◆ **Work instructions**
Extract the listing below in full, unchanged.

◆ **Dataset listings of figures**
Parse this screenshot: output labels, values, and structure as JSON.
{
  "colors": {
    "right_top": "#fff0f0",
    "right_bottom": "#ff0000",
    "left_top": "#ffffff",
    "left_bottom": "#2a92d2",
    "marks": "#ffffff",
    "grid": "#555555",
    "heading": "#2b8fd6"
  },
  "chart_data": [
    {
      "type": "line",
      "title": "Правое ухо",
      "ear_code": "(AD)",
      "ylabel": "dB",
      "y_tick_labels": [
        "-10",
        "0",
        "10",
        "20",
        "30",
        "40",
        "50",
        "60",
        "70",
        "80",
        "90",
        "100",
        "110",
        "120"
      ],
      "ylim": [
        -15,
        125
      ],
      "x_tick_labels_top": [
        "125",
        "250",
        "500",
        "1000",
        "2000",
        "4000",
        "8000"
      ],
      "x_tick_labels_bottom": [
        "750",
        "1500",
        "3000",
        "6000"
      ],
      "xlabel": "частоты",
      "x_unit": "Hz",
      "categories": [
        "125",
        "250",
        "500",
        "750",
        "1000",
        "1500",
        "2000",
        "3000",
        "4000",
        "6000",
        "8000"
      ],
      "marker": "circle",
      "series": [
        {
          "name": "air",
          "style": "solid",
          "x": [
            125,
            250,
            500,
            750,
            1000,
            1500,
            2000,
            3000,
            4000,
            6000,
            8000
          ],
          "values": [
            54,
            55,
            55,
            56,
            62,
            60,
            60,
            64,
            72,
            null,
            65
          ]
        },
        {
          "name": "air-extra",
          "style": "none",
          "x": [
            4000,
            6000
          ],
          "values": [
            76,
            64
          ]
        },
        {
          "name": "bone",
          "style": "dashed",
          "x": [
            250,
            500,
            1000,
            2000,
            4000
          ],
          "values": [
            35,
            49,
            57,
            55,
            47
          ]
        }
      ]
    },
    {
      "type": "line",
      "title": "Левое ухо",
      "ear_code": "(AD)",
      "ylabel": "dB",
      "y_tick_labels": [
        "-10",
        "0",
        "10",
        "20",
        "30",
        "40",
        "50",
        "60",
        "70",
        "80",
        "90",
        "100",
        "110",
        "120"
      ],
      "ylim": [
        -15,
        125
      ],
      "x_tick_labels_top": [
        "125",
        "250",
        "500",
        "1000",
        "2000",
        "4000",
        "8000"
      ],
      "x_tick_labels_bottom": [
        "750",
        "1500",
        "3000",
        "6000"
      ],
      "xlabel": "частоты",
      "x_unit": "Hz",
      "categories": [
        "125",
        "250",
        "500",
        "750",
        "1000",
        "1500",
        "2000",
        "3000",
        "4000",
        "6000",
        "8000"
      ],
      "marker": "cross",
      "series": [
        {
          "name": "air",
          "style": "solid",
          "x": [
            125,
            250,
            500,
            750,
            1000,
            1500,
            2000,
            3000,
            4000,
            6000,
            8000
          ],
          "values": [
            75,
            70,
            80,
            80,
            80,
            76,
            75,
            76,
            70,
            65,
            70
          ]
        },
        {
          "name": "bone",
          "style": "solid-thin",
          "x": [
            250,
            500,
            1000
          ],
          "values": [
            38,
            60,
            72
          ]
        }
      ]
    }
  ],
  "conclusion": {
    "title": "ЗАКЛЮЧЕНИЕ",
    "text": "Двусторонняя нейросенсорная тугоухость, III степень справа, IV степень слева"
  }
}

◆ **Task response**
Parse this screenshot: output labels, values, and structure as JSON.
{
  "colors": {
    "right_top": "#fff0f0",
    "right_bottom": "#ff0000",
    "left_top": "#ffffff",
    "left_bottom": "#2a92d2",
    "marks": "#ffffff",
    "grid": "#555555",
    "heading": "#2b8fd6"
  },
  "chart_data": [
    {
      "type": "line",
      "title": "Правое ухо",
      "ear_code": "(AD)",
      "ylabel": "dB",
      "y_tick_labels": [
        "-10",
        "0",
        "10",
        "20",
        "30",
        "40",
        "50",
        "60",
        "70",
        "80",
        "90",
        "100",
        "110",
        "120"
      ],
      "ylim": [
        -15,
        125
      ],
      "x_tick_labels_top": [
        "125",
        "250",
        "500",
        "1000",
        "2000",
        "4000",
        "8000"
      ],
      "x_tick_labels_bottom": [
        "750",
        "1500",
        "3000",
        "6000"
      ],
      "xlabel": "частоты",
      "x_unit": "Hz",
      "categories": [
        "125",
        "250",
        "500",
        "750",
        "1000",
        "1500",
        "2000",
        "3000",
        "4000",
        "6000",
        "8000"
      ],
      "marker": "circle",
      "series": [
        {
          "name": "air",
          "style": "solid",
          "x": [
            125,
            250,
            500,
            750,
            1000,
            1500,
            2000,
            3000,
            4000,
            6000,
            8000
          ],
          "values": [
            54,
            55,
            55,
            56,
            62,
            60,
            60,
            64,
            72,
            null,
            65
          ]
        },
        {
          "name": "air-extra",
          "style": "none",
          "x": [
            4000,
            6000
          ],
          "values": [
            76,
            64
          ]
        },
        {
          "name": "bone",
          "style": "dashed",
          "x": [
            250,
            500,
            1000,
            2000,
            4000
          ],
          "values": [
            35,
            49,
            57,
            55,
            47
          ]
        }
      ]
    },
    {
      "type": "line",
      "title": "Левое ухо",
      "ear_code": "(AD)",
      "ylabel": "dB",
      "y_tick_labels": [
        "-10",
        "0",
        "10",
        "20",
        "30",
        "40",
        "50",
        "60",
        "70",
        "80",
        "90",
        "100",
        "110",
        "120"
      ],
      "ylim": [
        -15,
        125
      ],
      "x_tick_labels_top": [
        "125",
        "250",
        "500",
        "1000",
        "2000",
        "4000",
        "8000"
      ],
      "x_tick_labels_bottom": [
        "750",
        "1500",
        "3000",
        "6000"
      ],
      "xlabel": "частоты",
      "x_unit": "Hz",
      "categories": [
        "125",
        "250",
        "500",
        "750",
        "1000",
        "1500",
        "2000",
        "3000",
        "4000",
        "6000",
        "8000"
      ],
      "marker": "cross",
      "series": [
        {
          "name": "air",
          "style": "solid",
          "x": [
            125,
            250,
            500,
            750,
            1000,
            1500,
            2000,
            3000,
            4000,
            6000,
            8000
          ],
          "values": [
            75,
            70,
            80,
            80,
            80,
            76,
            75,
            76,
            70,
            65,
            70
          ]
        },
        {
          "name": "bone",
          "style": "solid-thin",
          "x": [
            250,
            500,
            1000
          ],
          "values": [
            38,
            60,
            72
          ]
        }
      ]
    }
  ],
  "conclusion": {
    "title": "ЗАКЛЮЧЕНИЕ",
    "text": "Двусторонняя нейросенсорная тугоухость, III степень справа, IV степень слева"
  }
}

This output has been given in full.